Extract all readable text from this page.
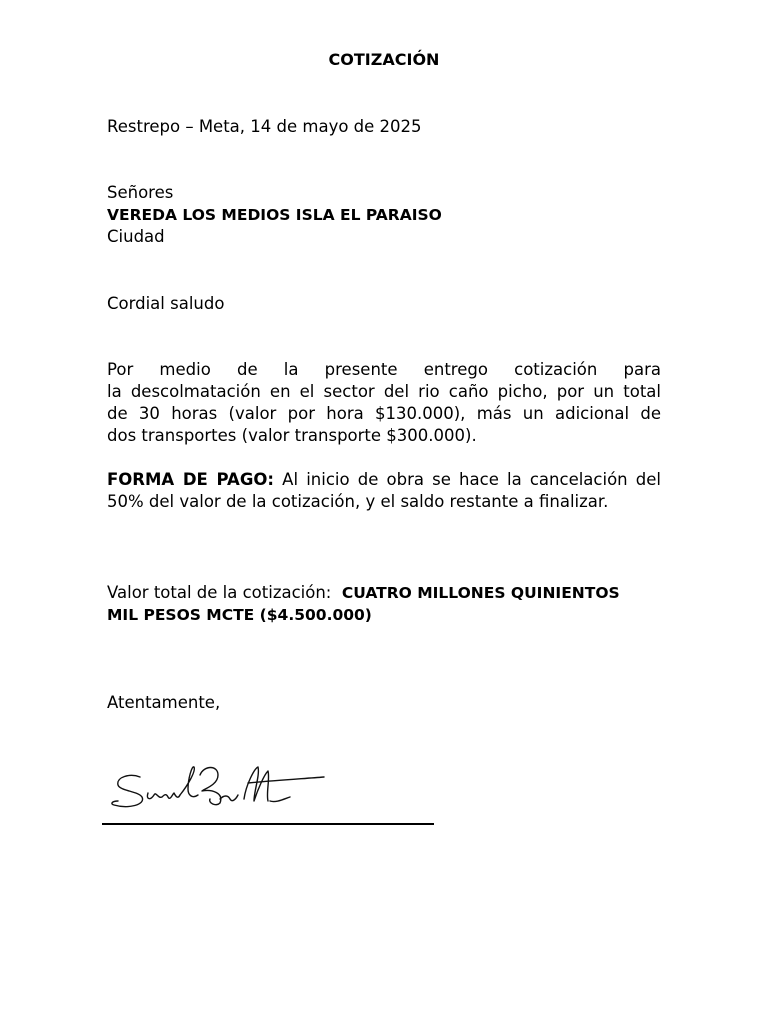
COTIZACIÓN
Restrepo – Meta, 14 de mayo de 2025
Señores
VEREDA LOS MEDIOS ISLA EL PARAISO
Ciudad
Cordial saludo
Por medio de la presente entrego cotización para
la descolmatación en el sector del rio caño picho, por un total
de 30 horas (valor por hora $130.000), más un adicional de
dos transportes (valor transporte $300.000).
FORMA DE PAGO: Al inicio de obra se hace la cancelación del
50% del valor de la cotización, y el saldo restante a finalizar.
Valor total de la cotización: CUATRO MILLONES QUINIENTOS
MIL PESOS MCTE ($4.500.000)
Atentamente,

- - - - - - -

§ WHAT TO PRODUCE
Output the lines above in full and exactly as given, omitting any pictures.

§ RESULT OF THIS TASK
Extract all readable text from this page.
COTIZACIÓN
Restrepo – Meta, 14 de mayo de 2025
Señores
VEREDA LOS MEDIOS ISLA EL PARAISO
Ciudad
Cordial saludo
Por medio de la presente entrego cotización para
la descolmatación en el sector del rio caño picho, por un total
de 30 horas (valor por hora $130.000), más un adicional de
dos transportes (valor transporte $300.000).
FORMA DE PAGO: Al inicio de obra se hace la cancelación del
50% del valor de la cotización, y el saldo restante a finalizar.
Valor total de la cotización: CUATRO MILLONES QUINIENTOS
MIL PESOS MCTE ($4.500.000)
Atentamente,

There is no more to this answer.